Set exercise: Leave out the pictures and copy everything else below exactly.

Available data:
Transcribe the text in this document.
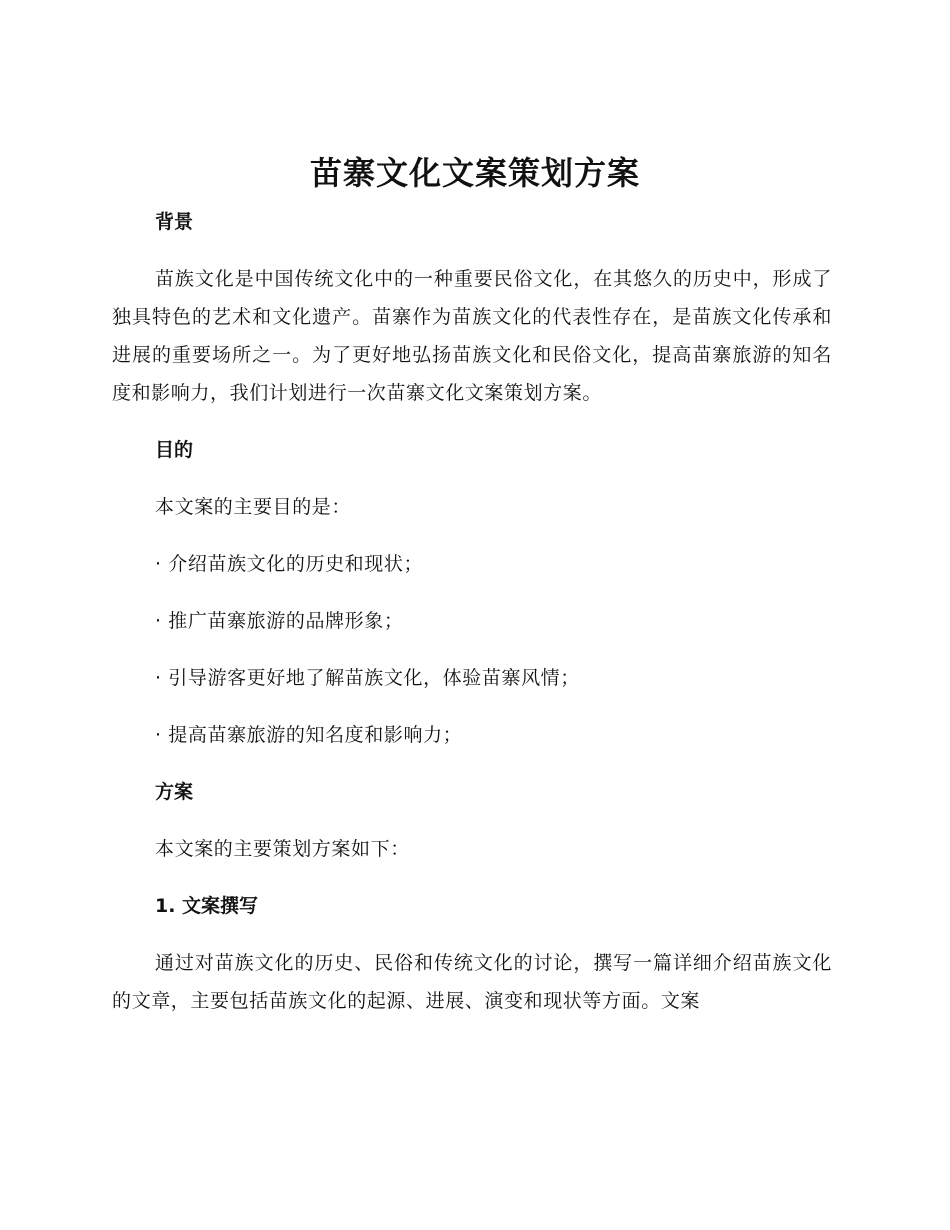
苗寨文化文案策划方案
背景
苗族文化是中国传统文化中的一种重要民俗文化，在其悠久的历史中，形成了独具特色的艺术和文化遗产。苗寨作为苗族文化的代表性存在，是苗族文化传承和进展的重要场所之一。为了更好地弘扬苗族文化和民俗文化，提高苗寨旅游的知名度和影响力，我们计划进行一次苗寨文化文案策划方案。
目的
本文案的主要目的是：
· 介绍苗族文化的历史和现状；
· 推广苗寨旅游的品牌形象；
· 引导游客更好地了解苗族文化，体验苗寨风情；
· 提高苗寨旅游的知名度和影响力；
方案
本文案的主要策划方案如下：
1. 文案撰写
通过对苗族文化的历史、民俗和传统文化的讨论，撰写一篇详细介绍苗族文化的文章，主要包括苗族文化的起源、进展、演变和现状等方面。文案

Written solution:
Transcribe the text in this document.
苗寨文化文案策划方案
背景
苗族文化是中国传统文化中的一种重要民俗文化，在其悠久的历史中，形成了独具特色的艺术和文化遗产。苗寨作为苗族文化的代表性存在，是苗族文化传承和进展的重要场所之一。为了更好地弘扬苗族文化和民俗文化，提高苗寨旅游的知名度和影响力，我们计划进行一次苗寨文化文案策划方案。
目的
本文案的主要目的是：
· 介绍苗族文化的历史和现状；
· 推广苗寨旅游的品牌形象；
· 引导游客更好地了解苗族文化，体验苗寨风情；
· 提高苗寨旅游的知名度和影响力；
方案
本文案的主要策划方案如下：
1. 文案撰写
通过对苗族文化的历史、民俗和传统文化的讨论，撰写一篇详细介绍苗族文化的文章，主要包括苗族文化的起源、进展、演变和现状等方面。文案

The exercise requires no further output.